** EXERCISE DIRECTIONS **
Only the lines holding the string "qinnutegarit" are needed. Copy each one.

[Collection entries]
__________

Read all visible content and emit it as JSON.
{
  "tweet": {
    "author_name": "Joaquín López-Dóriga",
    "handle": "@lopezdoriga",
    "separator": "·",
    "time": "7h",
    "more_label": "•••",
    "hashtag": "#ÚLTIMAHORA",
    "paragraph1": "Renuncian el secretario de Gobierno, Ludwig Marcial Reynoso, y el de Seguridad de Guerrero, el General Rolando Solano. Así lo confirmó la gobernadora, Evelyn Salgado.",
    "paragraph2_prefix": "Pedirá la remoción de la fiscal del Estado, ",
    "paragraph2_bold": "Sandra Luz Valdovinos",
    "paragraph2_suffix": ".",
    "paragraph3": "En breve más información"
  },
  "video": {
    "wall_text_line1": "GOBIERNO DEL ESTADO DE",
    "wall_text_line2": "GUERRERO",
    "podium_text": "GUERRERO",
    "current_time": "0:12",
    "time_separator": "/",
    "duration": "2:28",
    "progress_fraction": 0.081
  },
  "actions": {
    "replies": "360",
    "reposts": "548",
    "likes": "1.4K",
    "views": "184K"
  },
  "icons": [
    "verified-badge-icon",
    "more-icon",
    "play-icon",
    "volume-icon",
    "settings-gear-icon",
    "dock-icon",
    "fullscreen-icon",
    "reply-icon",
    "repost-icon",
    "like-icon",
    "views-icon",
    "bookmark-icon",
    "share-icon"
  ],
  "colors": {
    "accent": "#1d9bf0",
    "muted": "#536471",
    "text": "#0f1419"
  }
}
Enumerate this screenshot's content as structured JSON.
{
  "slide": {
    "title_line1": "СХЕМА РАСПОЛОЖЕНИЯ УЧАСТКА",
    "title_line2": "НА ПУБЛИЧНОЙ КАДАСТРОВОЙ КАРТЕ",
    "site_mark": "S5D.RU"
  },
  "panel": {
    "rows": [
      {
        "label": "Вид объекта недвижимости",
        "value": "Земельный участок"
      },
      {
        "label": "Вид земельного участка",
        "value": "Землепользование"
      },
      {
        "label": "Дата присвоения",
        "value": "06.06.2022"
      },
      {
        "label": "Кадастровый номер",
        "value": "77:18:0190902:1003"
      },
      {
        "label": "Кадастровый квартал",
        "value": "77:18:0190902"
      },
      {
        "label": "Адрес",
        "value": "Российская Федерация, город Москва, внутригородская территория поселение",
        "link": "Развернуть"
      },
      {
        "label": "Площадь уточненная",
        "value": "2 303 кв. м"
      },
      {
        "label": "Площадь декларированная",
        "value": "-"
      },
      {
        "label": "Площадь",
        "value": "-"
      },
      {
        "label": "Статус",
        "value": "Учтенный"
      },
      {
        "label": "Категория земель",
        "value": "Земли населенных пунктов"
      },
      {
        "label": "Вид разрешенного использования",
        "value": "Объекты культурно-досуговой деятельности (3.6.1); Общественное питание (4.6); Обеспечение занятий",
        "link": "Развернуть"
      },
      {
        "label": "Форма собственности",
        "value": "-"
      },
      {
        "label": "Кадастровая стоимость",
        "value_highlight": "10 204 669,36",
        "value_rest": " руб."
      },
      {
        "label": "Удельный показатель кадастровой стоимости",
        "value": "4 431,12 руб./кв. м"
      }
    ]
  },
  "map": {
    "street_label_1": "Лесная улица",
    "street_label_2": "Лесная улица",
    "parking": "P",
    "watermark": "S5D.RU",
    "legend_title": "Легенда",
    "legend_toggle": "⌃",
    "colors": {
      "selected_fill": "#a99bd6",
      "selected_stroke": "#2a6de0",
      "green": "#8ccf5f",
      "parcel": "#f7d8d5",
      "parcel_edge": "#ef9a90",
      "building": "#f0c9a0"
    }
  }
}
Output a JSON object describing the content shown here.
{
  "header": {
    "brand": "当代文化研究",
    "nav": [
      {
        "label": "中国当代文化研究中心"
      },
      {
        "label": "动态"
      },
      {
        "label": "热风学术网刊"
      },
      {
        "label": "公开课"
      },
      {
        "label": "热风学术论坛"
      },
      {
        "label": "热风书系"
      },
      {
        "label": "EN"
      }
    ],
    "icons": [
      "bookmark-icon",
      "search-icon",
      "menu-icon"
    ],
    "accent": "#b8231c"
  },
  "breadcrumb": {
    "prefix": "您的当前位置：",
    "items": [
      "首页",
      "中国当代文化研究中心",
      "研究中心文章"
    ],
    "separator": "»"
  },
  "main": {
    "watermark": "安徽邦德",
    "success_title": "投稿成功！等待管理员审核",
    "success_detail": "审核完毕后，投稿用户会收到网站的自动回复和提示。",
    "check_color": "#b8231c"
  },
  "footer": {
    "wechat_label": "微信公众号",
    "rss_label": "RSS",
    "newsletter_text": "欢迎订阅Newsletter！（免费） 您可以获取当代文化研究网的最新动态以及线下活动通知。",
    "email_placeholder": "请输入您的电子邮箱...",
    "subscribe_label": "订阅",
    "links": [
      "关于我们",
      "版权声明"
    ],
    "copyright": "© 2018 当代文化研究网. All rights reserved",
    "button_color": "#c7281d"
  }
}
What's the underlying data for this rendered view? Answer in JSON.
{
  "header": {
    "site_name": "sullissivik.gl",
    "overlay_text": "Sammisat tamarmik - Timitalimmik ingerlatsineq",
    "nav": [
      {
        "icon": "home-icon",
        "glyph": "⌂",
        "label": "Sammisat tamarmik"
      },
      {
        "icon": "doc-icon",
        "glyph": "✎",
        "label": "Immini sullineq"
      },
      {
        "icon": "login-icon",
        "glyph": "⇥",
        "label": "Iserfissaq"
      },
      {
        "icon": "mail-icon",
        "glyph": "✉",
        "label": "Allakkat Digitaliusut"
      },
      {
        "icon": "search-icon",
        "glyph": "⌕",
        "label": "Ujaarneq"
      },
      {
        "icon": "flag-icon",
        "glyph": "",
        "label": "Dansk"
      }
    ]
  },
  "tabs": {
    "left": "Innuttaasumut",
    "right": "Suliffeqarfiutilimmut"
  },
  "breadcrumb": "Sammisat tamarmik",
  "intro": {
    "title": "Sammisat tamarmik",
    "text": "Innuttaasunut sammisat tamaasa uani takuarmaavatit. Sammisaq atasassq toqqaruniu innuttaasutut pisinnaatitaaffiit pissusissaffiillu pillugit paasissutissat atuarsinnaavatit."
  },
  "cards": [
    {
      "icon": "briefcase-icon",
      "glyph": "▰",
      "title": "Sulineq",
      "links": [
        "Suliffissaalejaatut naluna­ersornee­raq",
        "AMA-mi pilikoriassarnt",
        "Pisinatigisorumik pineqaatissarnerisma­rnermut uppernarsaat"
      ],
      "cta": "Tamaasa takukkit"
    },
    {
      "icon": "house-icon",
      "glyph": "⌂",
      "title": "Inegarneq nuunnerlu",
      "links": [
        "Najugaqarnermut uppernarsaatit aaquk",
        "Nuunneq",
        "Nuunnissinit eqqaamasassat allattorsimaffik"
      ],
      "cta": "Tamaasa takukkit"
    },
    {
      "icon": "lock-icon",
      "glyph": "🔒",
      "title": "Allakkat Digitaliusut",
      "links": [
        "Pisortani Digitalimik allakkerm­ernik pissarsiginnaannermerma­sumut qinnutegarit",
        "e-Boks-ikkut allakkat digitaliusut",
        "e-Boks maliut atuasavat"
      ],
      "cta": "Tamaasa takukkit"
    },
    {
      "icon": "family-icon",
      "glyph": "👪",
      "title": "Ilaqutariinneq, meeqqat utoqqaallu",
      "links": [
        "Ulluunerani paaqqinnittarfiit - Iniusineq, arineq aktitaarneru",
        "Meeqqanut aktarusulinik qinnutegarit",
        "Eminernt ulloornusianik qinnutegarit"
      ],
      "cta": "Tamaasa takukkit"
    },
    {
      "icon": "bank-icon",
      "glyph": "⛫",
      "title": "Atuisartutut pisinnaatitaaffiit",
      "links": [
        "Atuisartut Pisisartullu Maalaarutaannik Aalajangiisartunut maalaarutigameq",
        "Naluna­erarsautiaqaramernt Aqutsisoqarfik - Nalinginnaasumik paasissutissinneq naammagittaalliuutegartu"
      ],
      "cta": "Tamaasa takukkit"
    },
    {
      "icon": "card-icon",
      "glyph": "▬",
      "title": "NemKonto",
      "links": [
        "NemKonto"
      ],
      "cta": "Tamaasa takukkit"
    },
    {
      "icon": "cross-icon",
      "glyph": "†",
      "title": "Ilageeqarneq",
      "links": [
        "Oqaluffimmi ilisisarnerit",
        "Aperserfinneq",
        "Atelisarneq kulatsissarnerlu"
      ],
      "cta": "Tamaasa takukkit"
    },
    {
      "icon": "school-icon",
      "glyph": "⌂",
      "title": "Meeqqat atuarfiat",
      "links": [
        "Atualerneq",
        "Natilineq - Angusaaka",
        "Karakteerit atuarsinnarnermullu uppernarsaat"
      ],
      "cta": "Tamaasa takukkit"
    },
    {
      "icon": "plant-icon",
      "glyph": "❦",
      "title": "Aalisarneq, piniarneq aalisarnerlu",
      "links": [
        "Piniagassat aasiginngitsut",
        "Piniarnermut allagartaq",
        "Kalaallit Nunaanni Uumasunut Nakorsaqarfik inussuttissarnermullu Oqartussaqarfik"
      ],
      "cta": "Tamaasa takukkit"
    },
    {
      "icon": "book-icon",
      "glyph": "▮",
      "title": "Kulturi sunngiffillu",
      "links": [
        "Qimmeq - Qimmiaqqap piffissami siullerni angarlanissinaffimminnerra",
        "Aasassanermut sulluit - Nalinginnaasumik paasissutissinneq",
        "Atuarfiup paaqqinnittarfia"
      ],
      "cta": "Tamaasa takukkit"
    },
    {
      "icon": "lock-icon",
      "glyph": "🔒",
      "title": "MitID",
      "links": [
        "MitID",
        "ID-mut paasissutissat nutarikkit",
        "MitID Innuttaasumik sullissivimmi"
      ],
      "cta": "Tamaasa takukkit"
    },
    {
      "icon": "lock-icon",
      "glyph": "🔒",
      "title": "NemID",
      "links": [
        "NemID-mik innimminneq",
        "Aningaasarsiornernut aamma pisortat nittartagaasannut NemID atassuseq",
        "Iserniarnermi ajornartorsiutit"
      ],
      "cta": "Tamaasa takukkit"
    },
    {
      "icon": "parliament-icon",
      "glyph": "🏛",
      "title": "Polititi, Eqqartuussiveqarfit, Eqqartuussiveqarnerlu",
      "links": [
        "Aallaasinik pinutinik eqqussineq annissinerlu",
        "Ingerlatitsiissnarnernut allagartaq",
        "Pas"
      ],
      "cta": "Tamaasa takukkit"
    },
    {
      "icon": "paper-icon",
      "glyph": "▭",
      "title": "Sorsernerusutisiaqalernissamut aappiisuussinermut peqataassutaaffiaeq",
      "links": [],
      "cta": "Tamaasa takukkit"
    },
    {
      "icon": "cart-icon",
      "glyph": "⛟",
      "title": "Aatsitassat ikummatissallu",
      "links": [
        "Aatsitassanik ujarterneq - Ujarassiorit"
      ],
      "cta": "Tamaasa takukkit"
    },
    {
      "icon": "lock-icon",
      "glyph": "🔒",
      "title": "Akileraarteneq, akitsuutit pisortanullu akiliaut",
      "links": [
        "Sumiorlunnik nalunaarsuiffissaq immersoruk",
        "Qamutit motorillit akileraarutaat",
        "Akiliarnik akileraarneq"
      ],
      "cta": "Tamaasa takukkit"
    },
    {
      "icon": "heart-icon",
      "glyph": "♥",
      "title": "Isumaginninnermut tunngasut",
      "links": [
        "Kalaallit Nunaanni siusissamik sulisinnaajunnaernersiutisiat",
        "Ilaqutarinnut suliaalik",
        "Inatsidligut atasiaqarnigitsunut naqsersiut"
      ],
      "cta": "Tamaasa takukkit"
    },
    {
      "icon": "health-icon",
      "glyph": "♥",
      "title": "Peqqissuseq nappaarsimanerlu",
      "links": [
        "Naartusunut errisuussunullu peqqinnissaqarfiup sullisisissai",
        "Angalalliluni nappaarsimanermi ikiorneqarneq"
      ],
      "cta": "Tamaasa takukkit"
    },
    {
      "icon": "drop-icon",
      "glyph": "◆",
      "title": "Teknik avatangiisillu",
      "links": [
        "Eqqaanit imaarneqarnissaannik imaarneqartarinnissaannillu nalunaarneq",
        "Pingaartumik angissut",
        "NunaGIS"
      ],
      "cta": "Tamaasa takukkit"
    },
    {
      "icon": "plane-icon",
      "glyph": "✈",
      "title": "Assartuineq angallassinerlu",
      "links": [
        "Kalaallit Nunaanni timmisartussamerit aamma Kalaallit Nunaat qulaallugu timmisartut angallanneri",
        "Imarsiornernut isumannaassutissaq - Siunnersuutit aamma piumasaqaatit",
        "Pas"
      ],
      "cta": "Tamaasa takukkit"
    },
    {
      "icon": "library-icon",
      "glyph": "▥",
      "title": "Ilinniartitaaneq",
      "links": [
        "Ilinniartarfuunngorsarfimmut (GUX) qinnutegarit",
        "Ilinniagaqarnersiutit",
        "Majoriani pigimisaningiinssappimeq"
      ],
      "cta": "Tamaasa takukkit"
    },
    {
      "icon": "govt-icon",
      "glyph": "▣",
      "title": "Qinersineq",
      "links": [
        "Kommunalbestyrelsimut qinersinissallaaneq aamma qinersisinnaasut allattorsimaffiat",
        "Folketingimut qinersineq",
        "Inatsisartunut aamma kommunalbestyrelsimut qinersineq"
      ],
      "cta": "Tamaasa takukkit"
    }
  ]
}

__________

** ANSWER TO THIS PROBLEM **
        "Pisortani Digitalimik allakkerm­ernik pissarsiginnaannermerma­sumut qinnutegarit",
        "Meeqqanut aktarusulinik qinnutegarit",
        "Eminernt ulloornusianik qinnutegarit"
        "Ilinniartarfuunngorsarfimmut (GUX) qinnutegarit",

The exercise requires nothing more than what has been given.